INSTRUCTIONS TO FOLLOW
Without including the pictures, copy out every line below.

[BEGIN]

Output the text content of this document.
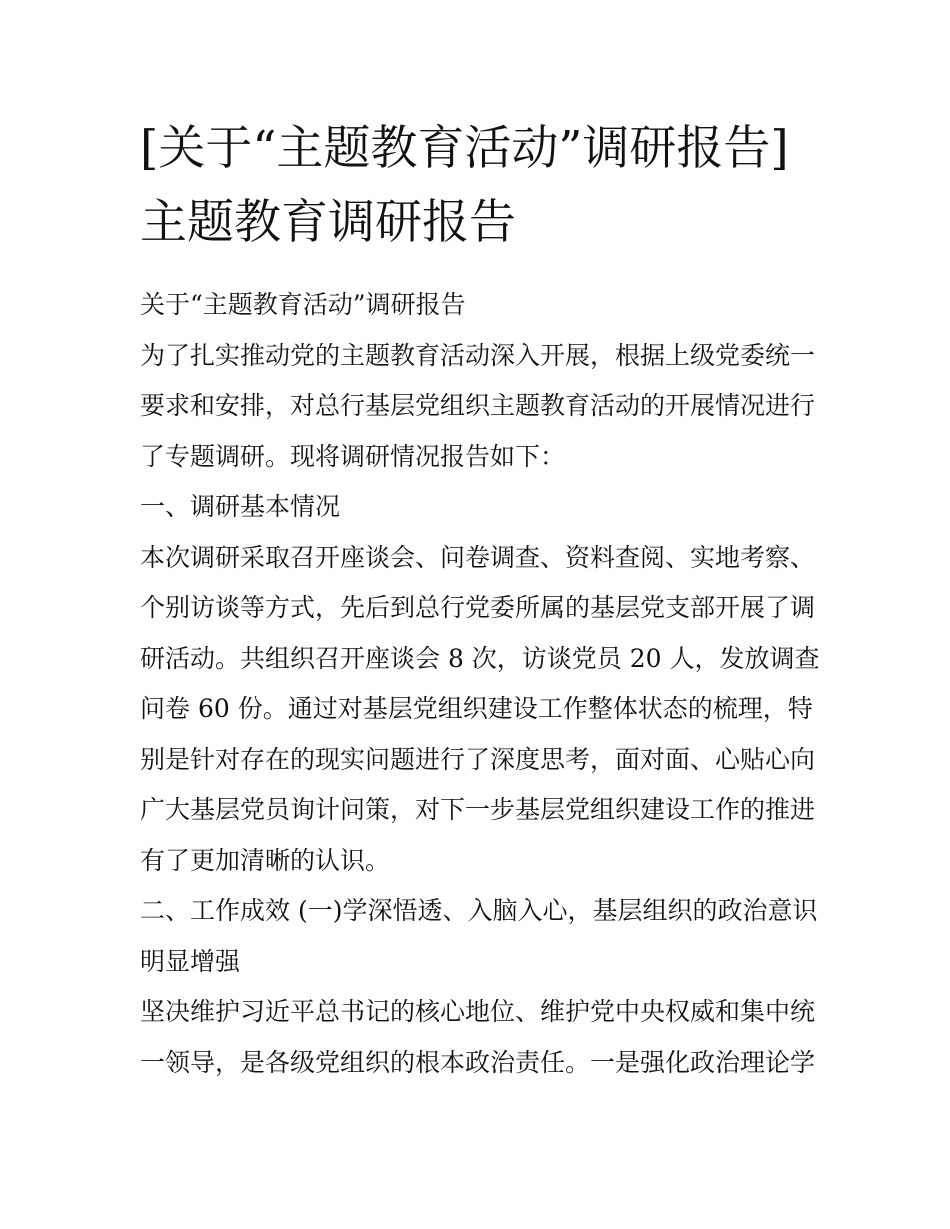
[关于“主题教育活动”调研报告] 主题教育调研报告

关于“主题教育活动”调研报告

为了扎实推动党的主题教育活动深入开展，根据上级党委统一要求和安排，对总行基层党组织主题教育活动的开展情况进行了专题调研。现将调研情况报告如下：

一、调研基本情况

本次调研采取召开座谈会、问卷调查、资料查阅、实地考察、个别访谈等方式，先后到总行党委所属的基层党支部开展了调研活动。共组织召开座谈会 8 次，访谈党员 20 人，发放调查问卷 60 份。通过对基层党组织建设工作整体状态的梳理，特别是针对存在的现实问题进行了深度思考，面对面、心贴心向广大基层党员询计问策，对下一步基层党组织建设工作的推进有了更加清晰的认识。

二、工作成效 (一)学深悟透、入脑入心，基层组织的政治意识明显增强

坚决维护习近平总书记的核心地位、维护党中央权威和集中统一领导，是各级党组织的根本政治责任。一是强化政治理论学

[END]

ANSWER TO THE EXERCISE
Output the text content of this document.
[关于“主题教育活动”调研报告] 主题教育调研报告

关于“主题教育活动”调研报告

为了扎实推动党的主题教育活动深入开展，根据上级党委统一要求和安排，对总行基层党组织主题教育活动的开展情况进行了专题调研。现将调研情况报告如下：

一、调研基本情况

本次调研采取召开座谈会、问卷调查、资料查阅、实地考察、个别访谈等方式，先后到总行党委所属的基层党支部开展了调研活动。共组织召开座谈会 8 次，访谈党员 20 人，发放调查问卷 60 份。通过对基层党组织建设工作整体状态的梳理，特别是针对存在的现实问题进行了深度思考，面对面、心贴心向广大基层党员询计问策，对下一步基层党组织建设工作的推进有了更加清晰的认识。

二、工作成效 (一)学深悟透、入脑入心，基层组织的政治意识明显增强

坚决维护习近平总书记的核心地位、维护党中央权威和集中统一领导，是各级党组织的根本政治责任。一是强化政治理论学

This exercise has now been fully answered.